◆ **TO DO**
Reproduce the listing below in full and without alteration, apart from its pictures.

◆ **TASK MATERIAL**
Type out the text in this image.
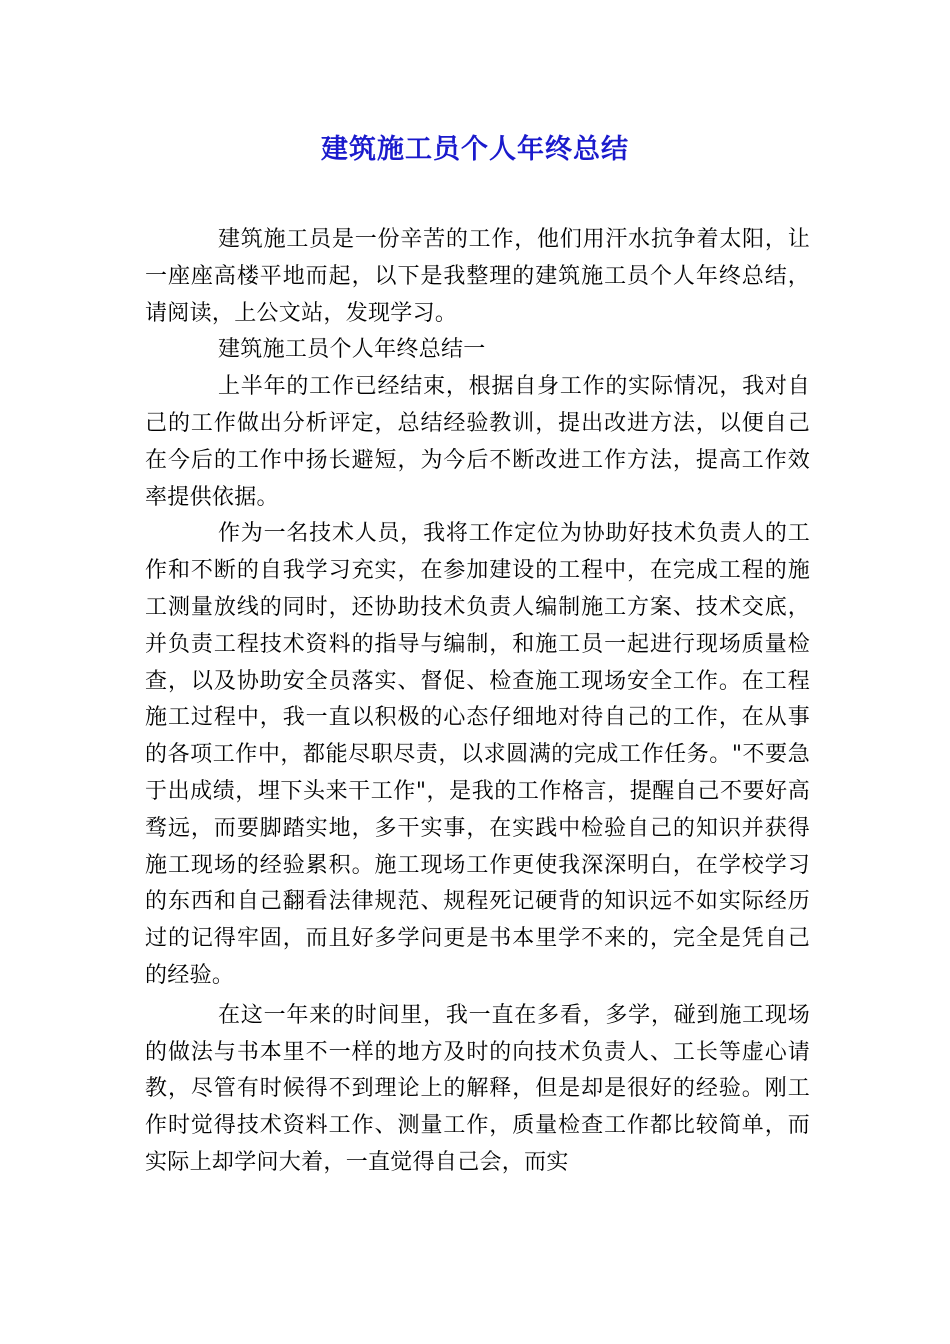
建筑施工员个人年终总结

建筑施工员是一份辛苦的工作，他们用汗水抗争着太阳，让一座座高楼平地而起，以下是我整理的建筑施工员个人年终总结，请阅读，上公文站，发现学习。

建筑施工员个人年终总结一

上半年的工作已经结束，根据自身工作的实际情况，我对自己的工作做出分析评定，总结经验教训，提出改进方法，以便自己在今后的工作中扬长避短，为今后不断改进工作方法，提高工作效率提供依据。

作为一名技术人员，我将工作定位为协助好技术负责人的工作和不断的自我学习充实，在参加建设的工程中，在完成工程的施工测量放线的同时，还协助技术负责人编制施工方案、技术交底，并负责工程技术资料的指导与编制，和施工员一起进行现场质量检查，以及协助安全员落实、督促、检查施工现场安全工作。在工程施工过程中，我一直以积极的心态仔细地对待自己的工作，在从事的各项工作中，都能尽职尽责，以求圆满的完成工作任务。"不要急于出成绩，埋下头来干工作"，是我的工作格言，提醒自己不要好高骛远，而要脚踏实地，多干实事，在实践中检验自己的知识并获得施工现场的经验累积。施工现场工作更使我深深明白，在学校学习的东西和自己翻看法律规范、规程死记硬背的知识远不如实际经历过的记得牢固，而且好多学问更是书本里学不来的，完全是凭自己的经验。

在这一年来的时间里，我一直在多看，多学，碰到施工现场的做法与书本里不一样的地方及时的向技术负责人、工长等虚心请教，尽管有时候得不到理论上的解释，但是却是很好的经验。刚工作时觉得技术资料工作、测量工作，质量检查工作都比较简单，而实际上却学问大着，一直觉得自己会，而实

◆ **ANSWER IN FULL**
Type out the text in this image.
建筑施工员个人年终总结

建筑施工员是一份辛苦的工作，他们用汗水抗争着太阳，让一座座高楼平地而起，以下是我整理的建筑施工员个人年终总结，请阅读，上公文站，发现学习。

建筑施工员个人年终总结一

上半年的工作已经结束，根据自身工作的实际情况，我对自己的工作做出分析评定，总结经验教训，提出改进方法，以便自己在今后的工作中扬长避短，为今后不断改进工作方法，提高工作效率提供依据。

作为一名技术人员，我将工作定位为协助好技术负责人的工作和不断的自我学习充实，在参加建设的工程中，在完成工程的施工测量放线的同时，还协助技术负责人编制施工方案、技术交底，并负责工程技术资料的指导与编制，和施工员一起进行现场质量检查，以及协助安全员落实、督促、检查施工现场安全工作。在工程施工过程中，我一直以积极的心态仔细地对待自己的工作，在从事的各项工作中，都能尽职尽责，以求圆满的完成工作任务。"不要急于出成绩，埋下头来干工作"，是我的工作格言，提醒自己不要好高骛远，而要脚踏实地，多干实事，在实践中检验自己的知识并获得施工现场的经验累积。施工现场工作更使我深深明白，在学校学习的东西和自己翻看法律规范、规程死记硬背的知识远不如实际经历过的记得牢固，而且好多学问更是书本里学不来的，完全是凭自己的经验。

在这一年来的时间里，我一直在多看，多学，碰到施工现场的做法与书本里不一样的地方及时的向技术负责人、工长等虚心请教，尽管有时候得不到理论上的解释，但是却是很好的经验。刚工作时觉得技术资料工作、测量工作，质量检查工作都比较简单，而实际上却学问大着，一直觉得自己会，而实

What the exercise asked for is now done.